=== Dataset extract ===
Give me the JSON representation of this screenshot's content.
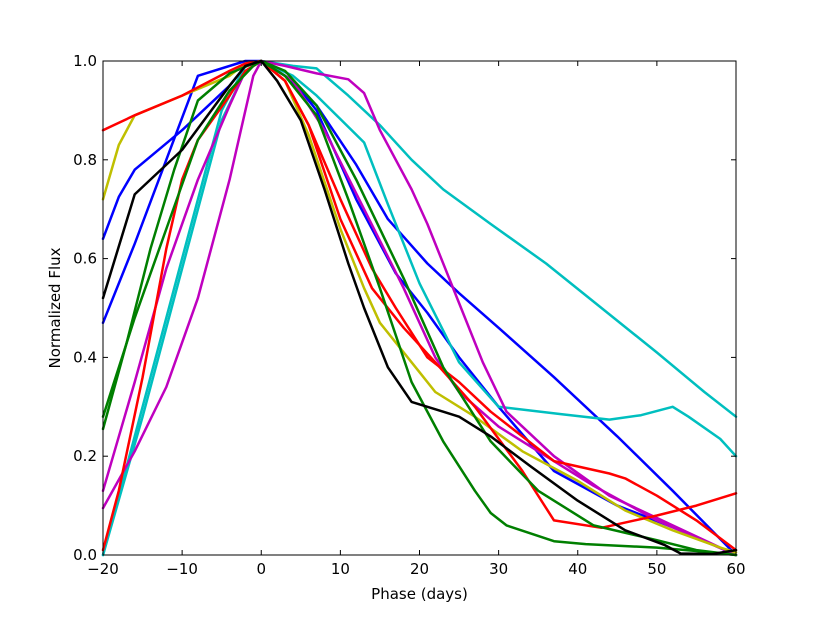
{
  "chart_data": {
    "type": "line",
    "title": "",
    "xlabel": "Phase (days)",
    "ylabel": "Normalized Flux",
    "xlim": [
      -20,
      60
    ],
    "ylim": [
      0.0,
      1.0
    ],
    "grid": false,
    "legend": "none",
    "x_ticks": [
      -20,
      -10,
      0,
      10,
      20,
      30,
      40,
      50,
      60
    ],
    "x_tick_labels": [
      "−20",
      "−10",
      "0",
      "10",
      "20",
      "30",
      "40",
      "50",
      "60"
    ],
    "y_ticks": [
      0.0,
      0.2,
      0.4,
      0.6,
      0.8,
      1.0
    ],
    "y_tick_labels": [
      "0.0",
      "0.2",
      "0.4",
      "0.6",
      "0.8",
      "1.0"
    ],
    "series": [
      {
        "color": "#0000ff",
        "x": [
          -20,
          -16,
          -8,
          -2,
          0,
          4,
          7,
          12,
          17,
          21,
          25,
          30,
          37,
          45,
          53,
          60
        ],
        "y": [
          0.47,
          0.63,
          0.97,
          1.0,
          1.0,
          0.96,
          0.9,
          0.72,
          0.57,
          0.49,
          0.4,
          0.3,
          0.17,
          0.1,
          0.05,
          0.0
        ]
      },
      {
        "color": "#0000ff",
        "x": [
          -20,
          -18,
          -16,
          -10,
          -4,
          -2,
          0,
          3,
          7,
          12,
          16,
          21,
          25,
          30,
          37,
          45,
          52,
          60
        ],
        "y": [
          0.64,
          0.725,
          0.78,
          0.86,
          0.95,
          0.99,
          1.0,
          0.97,
          0.91,
          0.79,
          0.68,
          0.59,
          0.53,
          0.46,
          0.36,
          0.24,
          0.13,
          0.0
        ]
      },
      {
        "color": "#00bfbf",
        "x": [
          -20,
          -15,
          -10,
          -5,
          -2,
          0,
          4,
          7,
          13,
          16,
          20,
          25,
          30,
          38,
          44,
          48,
          52,
          54,
          58,
          60
        ],
        "y": [
          0.0,
          0.3,
          0.6,
          0.9,
          0.99,
          1.0,
          0.97,
          0.93,
          0.835,
          0.71,
          0.55,
          0.39,
          0.3,
          0.285,
          0.274,
          0.283,
          0.3,
          0.28,
          0.235,
          0.2
        ]
      },
      {
        "color": "#00bfbf",
        "x": [
          -20,
          -15,
          -10,
          -5,
          -2,
          0,
          4,
          7,
          11,
          15,
          19,
          23,
          29,
          36,
          43,
          50,
          56,
          60
        ],
        "y": [
          0.0,
          0.28,
          0.58,
          0.88,
          0.98,
          1.0,
          0.99,
          0.985,
          0.93,
          0.87,
          0.8,
          0.74,
          0.67,
          0.59,
          0.5,
          0.41,
          0.33,
          0.28
        ]
      },
      {
        "color": "#bf00bf",
        "x": [
          -20,
          -16,
          -12,
          -8,
          -4,
          -1,
          0,
          3,
          7,
          11,
          13,
          15,
          19,
          21,
          25,
          28,
          31,
          37,
          44,
          52,
          60
        ],
        "y": [
          0.095,
          0.21,
          0.34,
          0.52,
          0.76,
          0.97,
          1.0,
          0.99,
          0.975,
          0.963,
          0.935,
          0.86,
          0.74,
          0.67,
          0.51,
          0.39,
          0.29,
          0.2,
          0.12,
          0.06,
          0.0
        ]
      },
      {
        "color": "#bf00bf",
        "x": [
          -20,
          -16,
          -12,
          -8,
          -4,
          -2,
          0,
          4,
          8,
          13,
          18,
          22,
          25,
          30,
          35,
          42,
          50,
          60
        ],
        "y": [
          0.13,
          0.35,
          0.58,
          0.76,
          0.91,
          0.98,
          1.0,
          0.96,
          0.86,
          0.7,
          0.54,
          0.4,
          0.33,
          0.26,
          0.21,
          0.14,
          0.07,
          0.0
        ]
      },
      {
        "color": "#bfbf00",
        "x": [
          -20,
          -18,
          -16,
          -10,
          -4,
          -2,
          0,
          3,
          6,
          10,
          13,
          15,
          20,
          22,
          27,
          33,
          40,
          46,
          52,
          58,
          60
        ],
        "y": [
          0.72,
          0.83,
          0.89,
          0.93,
          0.97,
          0.995,
          1.0,
          0.96,
          0.85,
          0.66,
          0.54,
          0.47,
          0.37,
          0.33,
          0.28,
          0.21,
          0.15,
          0.09,
          0.05,
          0.015,
          0.005
        ]
      },
      {
        "color": "#ff0000",
        "x": [
          -20,
          -16,
          -10,
          -4,
          -2,
          0,
          3,
          6,
          10,
          14,
          17,
          21,
          25,
          29,
          33,
          37,
          44,
          46,
          50,
          55,
          60
        ],
        "y": [
          0.86,
          0.89,
          0.93,
          0.98,
          0.995,
          1.0,
          0.96,
          0.87,
          0.72,
          0.58,
          0.5,
          0.4,
          0.35,
          0.29,
          0.24,
          0.19,
          0.165,
          0.155,
          0.12,
          0.07,
          0.01
        ]
      },
      {
        "color": "#ff0000",
        "x": [
          -20,
          -18,
          -15,
          -12,
          -10,
          -8,
          -4,
          -2,
          0,
          3,
          6,
          10,
          14,
          18,
          22,
          27,
          33,
          37,
          43,
          50,
          55,
          60
        ],
        "y": [
          0.01,
          0.13,
          0.36,
          0.62,
          0.76,
          0.84,
          0.93,
          0.98,
          1.0,
          0.96,
          0.87,
          0.68,
          0.54,
          0.46,
          0.39,
          0.3,
          0.17,
          0.07,
          0.055,
          0.08,
          0.1,
          0.125
        ]
      },
      {
        "color": "#007f00",
        "x": [
          -20,
          -16,
          -12,
          -8,
          -4,
          -1,
          0,
          3,
          7,
          11,
          15,
          19,
          23,
          27,
          29,
          31,
          37,
          41,
          50,
          55,
          60
        ],
        "y": [
          0.28,
          0.48,
          0.66,
          0.84,
          0.94,
          0.99,
          1.0,
          0.97,
          0.89,
          0.72,
          0.54,
          0.35,
          0.23,
          0.13,
          0.085,
          0.06,
          0.028,
          0.022,
          0.015,
          0.008,
          0.0
        ]
      },
      {
        "color": "#007f00",
        "x": [
          -20,
          -17,
          -14,
          -11,
          -8,
          -4,
          -1,
          0,
          3,
          7,
          12,
          18,
          23,
          29,
          35,
          42,
          50,
          55,
          60
        ],
        "y": [
          0.255,
          0.43,
          0.62,
          0.78,
          0.92,
          0.975,
          0.995,
          1.0,
          0.98,
          0.91,
          0.76,
          0.56,
          0.38,
          0.23,
          0.13,
          0.06,
          0.03,
          0.01,
          0.0
        ]
      },
      {
        "color": "#000000",
        "x": [
          -20,
          -16,
          -10,
          -4,
          -2,
          0,
          2,
          5,
          8,
          11,
          13,
          16,
          19,
          23,
          25,
          29,
          34,
          40,
          46,
          51,
          53,
          57,
          60
        ],
        "y": [
          0.52,
          0.73,
          0.82,
          0.95,
          0.99,
          1.0,
          0.96,
          0.88,
          0.74,
          0.59,
          0.5,
          0.38,
          0.31,
          0.29,
          0.28,
          0.24,
          0.18,
          0.11,
          0.05,
          0.02,
          0.003,
          0.002,
          0.01
        ]
      }
    ]
  }
}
===
■ **Work required**
Write out the records above exactly as they appear, leaving out any pictures.

■ **Expected answer**
Give me the JSON representation of this screenshot's content.
{
  "chart_data": {
    "type": "line",
    "title": "",
    "xlabel": "Phase (days)",
    "ylabel": "Normalized Flux",
    "xlim": [
      -20,
      60
    ],
    "ylim": [
      0.0,
      1.0
    ],
    "grid": false,
    "legend": "none",
    "x_ticks": [
      -20,
      -10,
      0,
      10,
      20,
      30,
      40,
      50,
      60
    ],
    "x_tick_labels": [
      "−20",
      "−10",
      "0",
      "10",
      "20",
      "30",
      "40",
      "50",
      "60"
    ],
    "y_ticks": [
      0.0,
      0.2,
      0.4,
      0.6,
      0.8,
      1.0
    ],
    "y_tick_labels": [
      "0.0",
      "0.2",
      "0.4",
      "0.6",
      "0.8",
      "1.0"
    ],
    "series": [
      {
        "color": "#0000ff",
        "x": [
          -20,
          -16,
          -8,
          -2,
          0,
          4,
          7,
          12,
          17,
          21,
          25,
          30,
          37,
          45,
          53,
          60
        ],
        "y": [
          0.47,
          0.63,
          0.97,
          1.0,
          1.0,
          0.96,
          0.9,
          0.72,
          0.57,
          0.49,
          0.4,
          0.3,
          0.17,
          0.1,
          0.05,
          0.0
        ]
      },
      {
        "color": "#0000ff",
        "x": [
          -20,
          -18,
          -16,
          -10,
          -4,
          -2,
          0,
          3,
          7,
          12,
          16,
          21,
          25,
          30,
          37,
          45,
          52,
          60
        ],
        "y": [
          0.64,
          0.725,
          0.78,
          0.86,
          0.95,
          0.99,
          1.0,
          0.97,
          0.91,
          0.79,
          0.68,
          0.59,
          0.53,
          0.46,
          0.36,
          0.24,
          0.13,
          0.0
        ]
      },
      {
        "color": "#00bfbf",
        "x": [
          -20,
          -15,
          -10,
          -5,
          -2,
          0,
          4,
          7,
          13,
          16,
          20,
          25,
          30,
          38,
          44,
          48,
          52,
          54,
          58,
          60
        ],
        "y": [
          0.0,
          0.3,
          0.6,
          0.9,
          0.99,
          1.0,
          0.97,
          0.93,
          0.835,
          0.71,
          0.55,
          0.39,
          0.3,
          0.285,
          0.274,
          0.283,
          0.3,
          0.28,
          0.235,
          0.2
        ]
      },
      {
        "color": "#00bfbf",
        "x": [
          -20,
          -15,
          -10,
          -5,
          -2,
          0,
          4,
          7,
          11,
          15,
          19,
          23,
          29,
          36,
          43,
          50,
          56,
          60
        ],
        "y": [
          0.0,
          0.28,
          0.58,
          0.88,
          0.98,
          1.0,
          0.99,
          0.985,
          0.93,
          0.87,
          0.8,
          0.74,
          0.67,
          0.59,
          0.5,
          0.41,
          0.33,
          0.28
        ]
      },
      {
        "color": "#bf00bf",
        "x": [
          -20,
          -16,
          -12,
          -8,
          -4,
          -1,
          0,
          3,
          7,
          11,
          13,
          15,
          19,
          21,
          25,
          28,
          31,
          37,
          44,
          52,
          60
        ],
        "y": [
          0.095,
          0.21,
          0.34,
          0.52,
          0.76,
          0.97,
          1.0,
          0.99,
          0.975,
          0.963,
          0.935,
          0.86,
          0.74,
          0.67,
          0.51,
          0.39,
          0.29,
          0.2,
          0.12,
          0.06,
          0.0
        ]
      },
      {
        "color": "#bf00bf",
        "x": [
          -20,
          -16,
          -12,
          -8,
          -4,
          -2,
          0,
          4,
          8,
          13,
          18,
          22,
          25,
          30,
          35,
          42,
          50,
          60
        ],
        "y": [
          0.13,
          0.35,
          0.58,
          0.76,
          0.91,
          0.98,
          1.0,
          0.96,
          0.86,
          0.7,
          0.54,
          0.4,
          0.33,
          0.26,
          0.21,
          0.14,
          0.07,
          0.0
        ]
      },
      {
        "color": "#bfbf00",
        "x": [
          -20,
          -18,
          -16,
          -10,
          -4,
          -2,
          0,
          3,
          6,
          10,
          13,
          15,
          20,
          22,
          27,
          33,
          40,
          46,
          52,
          58,
          60
        ],
        "y": [
          0.72,
          0.83,
          0.89,
          0.93,
          0.97,
          0.995,
          1.0,
          0.96,
          0.85,
          0.66,
          0.54,
          0.47,
          0.37,
          0.33,
          0.28,
          0.21,
          0.15,
          0.09,
          0.05,
          0.015,
          0.005
        ]
      },
      {
        "color": "#ff0000",
        "x": [
          -20,
          -16,
          -10,
          -4,
          -2,
          0,
          3,
          6,
          10,
          14,
          17,
          21,
          25,
          29,
          33,
          37,
          44,
          46,
          50,
          55,
          60
        ],
        "y": [
          0.86,
          0.89,
          0.93,
          0.98,
          0.995,
          1.0,
          0.96,
          0.87,
          0.72,
          0.58,
          0.5,
          0.4,
          0.35,
          0.29,
          0.24,
          0.19,
          0.165,
          0.155,
          0.12,
          0.07,
          0.01
        ]
      },
      {
        "color": "#ff0000",
        "x": [
          -20,
          -18,
          -15,
          -12,
          -10,
          -8,
          -4,
          -2,
          0,
          3,
          6,
          10,
          14,
          18,
          22,
          27,
          33,
          37,
          43,
          50,
          55,
          60
        ],
        "y": [
          0.01,
          0.13,
          0.36,
          0.62,
          0.76,
          0.84,
          0.93,
          0.98,
          1.0,
          0.96,
          0.87,
          0.68,
          0.54,
          0.46,
          0.39,
          0.3,
          0.17,
          0.07,
          0.055,
          0.08,
          0.1,
          0.125
        ]
      },
      {
        "color": "#007f00",
        "x": [
          -20,
          -16,
          -12,
          -8,
          -4,
          -1,
          0,
          3,
          7,
          11,
          15,
          19,
          23,
          27,
          29,
          31,
          37,
          41,
          50,
          55,
          60
        ],
        "y": [
          0.28,
          0.48,
          0.66,
          0.84,
          0.94,
          0.99,
          1.0,
          0.97,
          0.89,
          0.72,
          0.54,
          0.35,
          0.23,
          0.13,
          0.085,
          0.06,
          0.028,
          0.022,
          0.015,
          0.008,
          0.0
        ]
      },
      {
        "color": "#007f00",
        "x": [
          -20,
          -17,
          -14,
          -11,
          -8,
          -4,
          -1,
          0,
          3,
          7,
          12,
          18,
          23,
          29,
          35,
          42,
          50,
          55,
          60
        ],
        "y": [
          0.255,
          0.43,
          0.62,
          0.78,
          0.92,
          0.975,
          0.995,
          1.0,
          0.98,
          0.91,
          0.76,
          0.56,
          0.38,
          0.23,
          0.13,
          0.06,
          0.03,
          0.01,
          0.0
        ]
      },
      {
        "color": "#000000",
        "x": [
          -20,
          -16,
          -10,
          -4,
          -2,
          0,
          2,
          5,
          8,
          11,
          13,
          16,
          19,
          23,
          25,
          29,
          34,
          40,
          46,
          51,
          53,
          57,
          60
        ],
        "y": [
          0.52,
          0.73,
          0.82,
          0.95,
          0.99,
          1.0,
          0.96,
          0.88,
          0.74,
          0.59,
          0.5,
          0.38,
          0.31,
          0.29,
          0.28,
          0.24,
          0.18,
          0.11,
          0.05,
          0.02,
          0.003,
          0.002,
          0.01
        ]
      }
    ]
  }
}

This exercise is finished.